**STATED TASK**
All material below is to be reproduced exactly.

**EXCERPTED RECORDS**

------------------------------------------------

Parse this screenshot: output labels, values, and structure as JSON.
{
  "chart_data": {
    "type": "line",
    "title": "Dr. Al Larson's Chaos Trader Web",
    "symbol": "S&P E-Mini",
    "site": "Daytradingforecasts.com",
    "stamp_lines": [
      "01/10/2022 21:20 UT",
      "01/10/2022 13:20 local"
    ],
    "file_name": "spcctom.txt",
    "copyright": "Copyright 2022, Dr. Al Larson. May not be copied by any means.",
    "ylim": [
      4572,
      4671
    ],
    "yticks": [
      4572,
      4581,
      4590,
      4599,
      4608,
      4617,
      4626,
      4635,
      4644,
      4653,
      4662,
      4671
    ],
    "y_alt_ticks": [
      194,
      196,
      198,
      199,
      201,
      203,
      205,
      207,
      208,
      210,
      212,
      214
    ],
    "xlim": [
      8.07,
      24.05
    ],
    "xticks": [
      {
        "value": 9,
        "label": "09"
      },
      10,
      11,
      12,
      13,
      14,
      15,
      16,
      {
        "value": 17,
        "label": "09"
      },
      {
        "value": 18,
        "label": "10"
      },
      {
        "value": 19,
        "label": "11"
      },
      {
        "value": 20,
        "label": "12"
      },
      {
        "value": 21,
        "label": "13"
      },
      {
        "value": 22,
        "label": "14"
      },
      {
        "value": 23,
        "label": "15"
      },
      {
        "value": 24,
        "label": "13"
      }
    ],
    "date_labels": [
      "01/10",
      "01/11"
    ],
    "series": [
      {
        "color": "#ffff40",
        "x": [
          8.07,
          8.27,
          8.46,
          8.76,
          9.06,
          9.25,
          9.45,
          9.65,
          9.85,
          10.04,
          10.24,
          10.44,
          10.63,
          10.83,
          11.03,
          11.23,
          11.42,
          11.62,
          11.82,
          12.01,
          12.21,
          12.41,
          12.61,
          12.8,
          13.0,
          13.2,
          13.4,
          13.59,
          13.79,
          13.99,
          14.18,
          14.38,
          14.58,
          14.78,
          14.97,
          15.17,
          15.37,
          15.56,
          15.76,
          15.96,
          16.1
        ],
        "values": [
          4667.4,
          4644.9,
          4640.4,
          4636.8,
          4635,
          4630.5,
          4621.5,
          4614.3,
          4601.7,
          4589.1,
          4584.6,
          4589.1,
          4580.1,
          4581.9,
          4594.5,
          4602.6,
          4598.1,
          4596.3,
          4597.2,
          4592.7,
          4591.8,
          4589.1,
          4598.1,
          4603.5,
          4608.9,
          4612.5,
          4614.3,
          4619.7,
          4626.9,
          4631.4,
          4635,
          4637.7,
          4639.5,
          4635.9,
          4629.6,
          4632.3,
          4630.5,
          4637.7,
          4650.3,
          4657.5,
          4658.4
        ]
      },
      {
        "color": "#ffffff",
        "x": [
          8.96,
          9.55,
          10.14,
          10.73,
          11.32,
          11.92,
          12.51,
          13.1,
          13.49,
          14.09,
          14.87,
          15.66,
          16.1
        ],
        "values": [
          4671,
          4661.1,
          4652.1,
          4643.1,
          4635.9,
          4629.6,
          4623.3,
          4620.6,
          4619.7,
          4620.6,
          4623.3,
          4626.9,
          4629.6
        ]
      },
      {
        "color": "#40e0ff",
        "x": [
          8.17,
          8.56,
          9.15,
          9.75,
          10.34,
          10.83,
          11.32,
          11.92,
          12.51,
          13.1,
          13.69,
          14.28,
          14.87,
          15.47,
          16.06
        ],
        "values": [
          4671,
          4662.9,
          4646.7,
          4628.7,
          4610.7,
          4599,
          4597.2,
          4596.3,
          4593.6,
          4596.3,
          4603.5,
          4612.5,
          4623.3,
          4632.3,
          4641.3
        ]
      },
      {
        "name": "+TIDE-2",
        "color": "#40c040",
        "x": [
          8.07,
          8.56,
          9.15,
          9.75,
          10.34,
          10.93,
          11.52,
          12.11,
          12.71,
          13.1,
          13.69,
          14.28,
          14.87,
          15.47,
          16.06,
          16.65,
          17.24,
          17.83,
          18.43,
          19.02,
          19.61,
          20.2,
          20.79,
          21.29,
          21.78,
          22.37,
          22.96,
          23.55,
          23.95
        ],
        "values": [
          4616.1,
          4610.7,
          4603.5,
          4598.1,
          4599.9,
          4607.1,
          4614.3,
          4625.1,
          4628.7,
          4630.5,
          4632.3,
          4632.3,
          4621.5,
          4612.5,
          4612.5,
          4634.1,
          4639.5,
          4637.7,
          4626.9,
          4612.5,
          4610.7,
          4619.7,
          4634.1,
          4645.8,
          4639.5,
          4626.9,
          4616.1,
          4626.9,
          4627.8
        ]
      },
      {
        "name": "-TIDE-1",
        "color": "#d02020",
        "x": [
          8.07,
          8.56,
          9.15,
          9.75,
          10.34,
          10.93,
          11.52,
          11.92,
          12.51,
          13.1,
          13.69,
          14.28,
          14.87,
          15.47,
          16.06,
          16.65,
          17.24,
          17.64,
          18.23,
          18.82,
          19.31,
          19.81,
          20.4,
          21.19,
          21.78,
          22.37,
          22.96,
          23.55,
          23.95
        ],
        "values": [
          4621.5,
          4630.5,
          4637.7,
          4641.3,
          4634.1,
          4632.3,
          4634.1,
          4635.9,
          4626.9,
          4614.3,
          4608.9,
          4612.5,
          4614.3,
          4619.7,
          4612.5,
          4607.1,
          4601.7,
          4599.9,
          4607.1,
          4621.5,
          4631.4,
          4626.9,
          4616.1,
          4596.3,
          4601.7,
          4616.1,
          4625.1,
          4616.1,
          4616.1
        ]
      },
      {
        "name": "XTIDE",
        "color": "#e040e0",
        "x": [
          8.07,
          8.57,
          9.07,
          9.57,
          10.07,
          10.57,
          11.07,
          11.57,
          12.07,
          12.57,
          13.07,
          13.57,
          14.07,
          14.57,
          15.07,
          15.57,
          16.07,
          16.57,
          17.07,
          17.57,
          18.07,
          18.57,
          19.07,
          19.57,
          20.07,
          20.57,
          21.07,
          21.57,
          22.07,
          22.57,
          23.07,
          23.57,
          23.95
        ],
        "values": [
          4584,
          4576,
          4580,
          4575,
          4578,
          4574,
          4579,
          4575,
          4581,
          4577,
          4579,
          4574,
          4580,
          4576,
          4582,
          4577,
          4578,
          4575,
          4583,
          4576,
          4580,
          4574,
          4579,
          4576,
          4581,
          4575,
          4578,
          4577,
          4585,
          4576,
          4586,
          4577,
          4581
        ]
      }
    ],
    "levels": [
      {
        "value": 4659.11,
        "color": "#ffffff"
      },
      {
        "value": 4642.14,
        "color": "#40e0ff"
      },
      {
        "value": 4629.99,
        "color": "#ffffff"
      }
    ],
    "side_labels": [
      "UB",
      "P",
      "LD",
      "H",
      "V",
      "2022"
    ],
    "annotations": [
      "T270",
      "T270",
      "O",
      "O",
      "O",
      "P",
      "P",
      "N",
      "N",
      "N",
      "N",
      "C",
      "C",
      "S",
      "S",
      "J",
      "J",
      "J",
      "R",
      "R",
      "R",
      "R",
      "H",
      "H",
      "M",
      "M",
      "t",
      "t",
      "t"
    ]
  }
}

------------------------------------------------

**THE ANSWER**
Parse this screenshot: output labels, values, and structure as JSON.
{
  "chart_data": {
    "type": "line",
    "title": "Dr. Al Larson's Chaos Trader Web",
    "symbol": "S&P E-Mini",
    "site": "Daytradingforecasts.com",
    "stamp_lines": [
      "01/10/2022 21:20 UT",
      "01/10/2022 13:20 local"
    ],
    "file_name": "spcctom.txt",
    "copyright": "Copyright 2022, Dr. Al Larson. May not be copied by any means.",
    "ylim": [
      4572,
      4671
    ],
    "yticks": [
      4572,
      4581,
      4590,
      4599,
      4608,
      4617,
      4626,
      4635,
      4644,
      4653,
      4662,
      4671
    ],
    "y_alt_ticks": [
      194,
      196,
      198,
      199,
      201,
      203,
      205,
      207,
      208,
      210,
      212,
      214
    ],
    "xlim": [
      8.07,
      24.05
    ],
    "xticks": [
      {
        "value": 9,
        "label": "09"
      },
      10,
      11,
      12,
      13,
      14,
      15,
      16,
      {
        "value": 17,
        "label": "09"
      },
      {
        "value": 18,
        "label": "10"
      },
      {
        "value": 19,
        "label": "11"
      },
      {
        "value": 20,
        "label": "12"
      },
      {
        "value": 21,
        "label": "13"
      },
      {
        "value": 22,
        "label": "14"
      },
      {
        "value": 23,
        "label": "15"
      },
      {
        "value": 24,
        "label": "13"
      }
    ],
    "date_labels": [
      "01/10",
      "01/11"
    ],
    "series": [
      {
        "color": "#ffff40",
        "x": [
          8.07,
          8.27,
          8.46,
          8.76,
          9.06,
          9.25,
          9.45,
          9.65,
          9.85,
          10.04,
          10.24,
          10.44,
          10.63,
          10.83,
          11.03,
          11.23,
          11.42,
          11.62,
          11.82,
          12.01,
          12.21,
          12.41,
          12.61,
          12.8,
          13.0,
          13.2,
          13.4,
          13.59,
          13.79,
          13.99,
          14.18,
          14.38,
          14.58,
          14.78,
          14.97,
          15.17,
          15.37,
          15.56,
          15.76,
          15.96,
          16.1
        ],
        "values": [
          4667.4,
          4644.9,
          4640.4,
          4636.8,
          4635,
          4630.5,
          4621.5,
          4614.3,
          4601.7,
          4589.1,
          4584.6,
          4589.1,
          4580.1,
          4581.9,
          4594.5,
          4602.6,
          4598.1,
          4596.3,
          4597.2,
          4592.7,
          4591.8,
          4589.1,
          4598.1,
          4603.5,
          4608.9,
          4612.5,
          4614.3,
          4619.7,
          4626.9,
          4631.4,
          4635,
          4637.7,
          4639.5,
          4635.9,
          4629.6,
          4632.3,
          4630.5,
          4637.7,
          4650.3,
          4657.5,
          4658.4
        ]
      },
      {
        "color": "#ffffff",
        "x": [
          8.96,
          9.55,
          10.14,
          10.73,
          11.32,
          11.92,
          12.51,
          13.1,
          13.49,
          14.09,
          14.87,
          15.66,
          16.1
        ],
        "values": [
          4671,
          4661.1,
          4652.1,
          4643.1,
          4635.9,
          4629.6,
          4623.3,
          4620.6,
          4619.7,
          4620.6,
          4623.3,
          4626.9,
          4629.6
        ]
      },
      {
        "color": "#40e0ff",
        "x": [
          8.17,
          8.56,
          9.15,
          9.75,
          10.34,
          10.83,
          11.32,
          11.92,
          12.51,
          13.1,
          13.69,
          14.28,
          14.87,
          15.47,
          16.06
        ],
        "values": [
          4671,
          4662.9,
          4646.7,
          4628.7,
          4610.7,
          4599,
          4597.2,
          4596.3,
          4593.6,
          4596.3,
          4603.5,
          4612.5,
          4623.3,
          4632.3,
          4641.3
        ]
      },
      {
        "name": "+TIDE-2",
        "color": "#40c040",
        "x": [
          8.07,
          8.56,
          9.15,
          9.75,
          10.34,
          10.93,
          11.52,
          12.11,
          12.71,
          13.1,
          13.69,
          14.28,
          14.87,
          15.47,
          16.06,
          16.65,
          17.24,
          17.83,
          18.43,
          19.02,
          19.61,
          20.2,
          20.79,
          21.29,
          21.78,
          22.37,
          22.96,
          23.55,
          23.95
        ],
        "values": [
          4616.1,
          4610.7,
          4603.5,
          4598.1,
          4599.9,
          4607.1,
          4614.3,
          4625.1,
          4628.7,
          4630.5,
          4632.3,
          4632.3,
          4621.5,
          4612.5,
          4612.5,
          4634.1,
          4639.5,
          4637.7,
          4626.9,
          4612.5,
          4610.7,
          4619.7,
          4634.1,
          4645.8,
          4639.5,
          4626.9,
          4616.1,
          4626.9,
          4627.8
        ]
      },
      {
        "name": "-TIDE-1",
        "color": "#d02020",
        "x": [
          8.07,
          8.56,
          9.15,
          9.75,
          10.34,
          10.93,
          11.52,
          11.92,
          12.51,
          13.1,
          13.69,
          14.28,
          14.87,
          15.47,
          16.06,
          16.65,
          17.24,
          17.64,
          18.23,
          18.82,
          19.31,
          19.81,
          20.4,
          21.19,
          21.78,
          22.37,
          22.96,
          23.55,
          23.95
        ],
        "values": [
          4621.5,
          4630.5,
          4637.7,
          4641.3,
          4634.1,
          4632.3,
          4634.1,
          4635.9,
          4626.9,
          4614.3,
          4608.9,
          4612.5,
          4614.3,
          4619.7,
          4612.5,
          4607.1,
          4601.7,
          4599.9,
          4607.1,
          4621.5,
          4631.4,
          4626.9,
          4616.1,
          4596.3,
          4601.7,
          4616.1,
          4625.1,
          4616.1,
          4616.1
        ]
      },
      {
        "name": "XTIDE",
        "color": "#e040e0",
        "x": [
          8.07,
          8.57,
          9.07,
          9.57,
          10.07,
          10.57,
          11.07,
          11.57,
          12.07,
          12.57,
          13.07,
          13.57,
          14.07,
          14.57,
          15.07,
          15.57,
          16.07,
          16.57,
          17.07,
          17.57,
          18.07,
          18.57,
          19.07,
          19.57,
          20.07,
          20.57,
          21.07,
          21.57,
          22.07,
          22.57,
          23.07,
          23.57,
          23.95
        ],
        "values": [
          4584,
          4576,
          4580,
          4575,
          4578,
          4574,
          4579,
          4575,
          4581,
          4577,
          4579,
          4574,
          4580,
          4576,
          4582,
          4577,
          4578,
          4575,
          4583,
          4576,
          4580,
          4574,
          4579,
          4576,
          4581,
          4575,
          4578,
          4577,
          4585,
          4576,
          4586,
          4577,
          4581
        ]
      }
    ],
    "levels": [
      {
        "value": 4659.11,
        "color": "#ffffff"
      },
      {
        "value": 4642.14,
        "color": "#40e0ff"
      },
      {
        "value": 4629.99,
        "color": "#ffffff"
      }
    ],
    "side_labels": [
      "UB",
      "P",
      "LD",
      "H",
      "V",
      "2022"
    ],
    "annotations": [
      "T270",
      "T270",
      "O",
      "O",
      "O",
      "P",
      "P",
      "N",
      "N",
      "N",
      "N",
      "C",
      "C",
      "S",
      "S",
      "J",
      "J",
      "J",
      "R",
      "R",
      "R",
      "R",
      "H",
      "H",
      "M",
      "M",
      "t",
      "t",
      "t"
    ]
  }
}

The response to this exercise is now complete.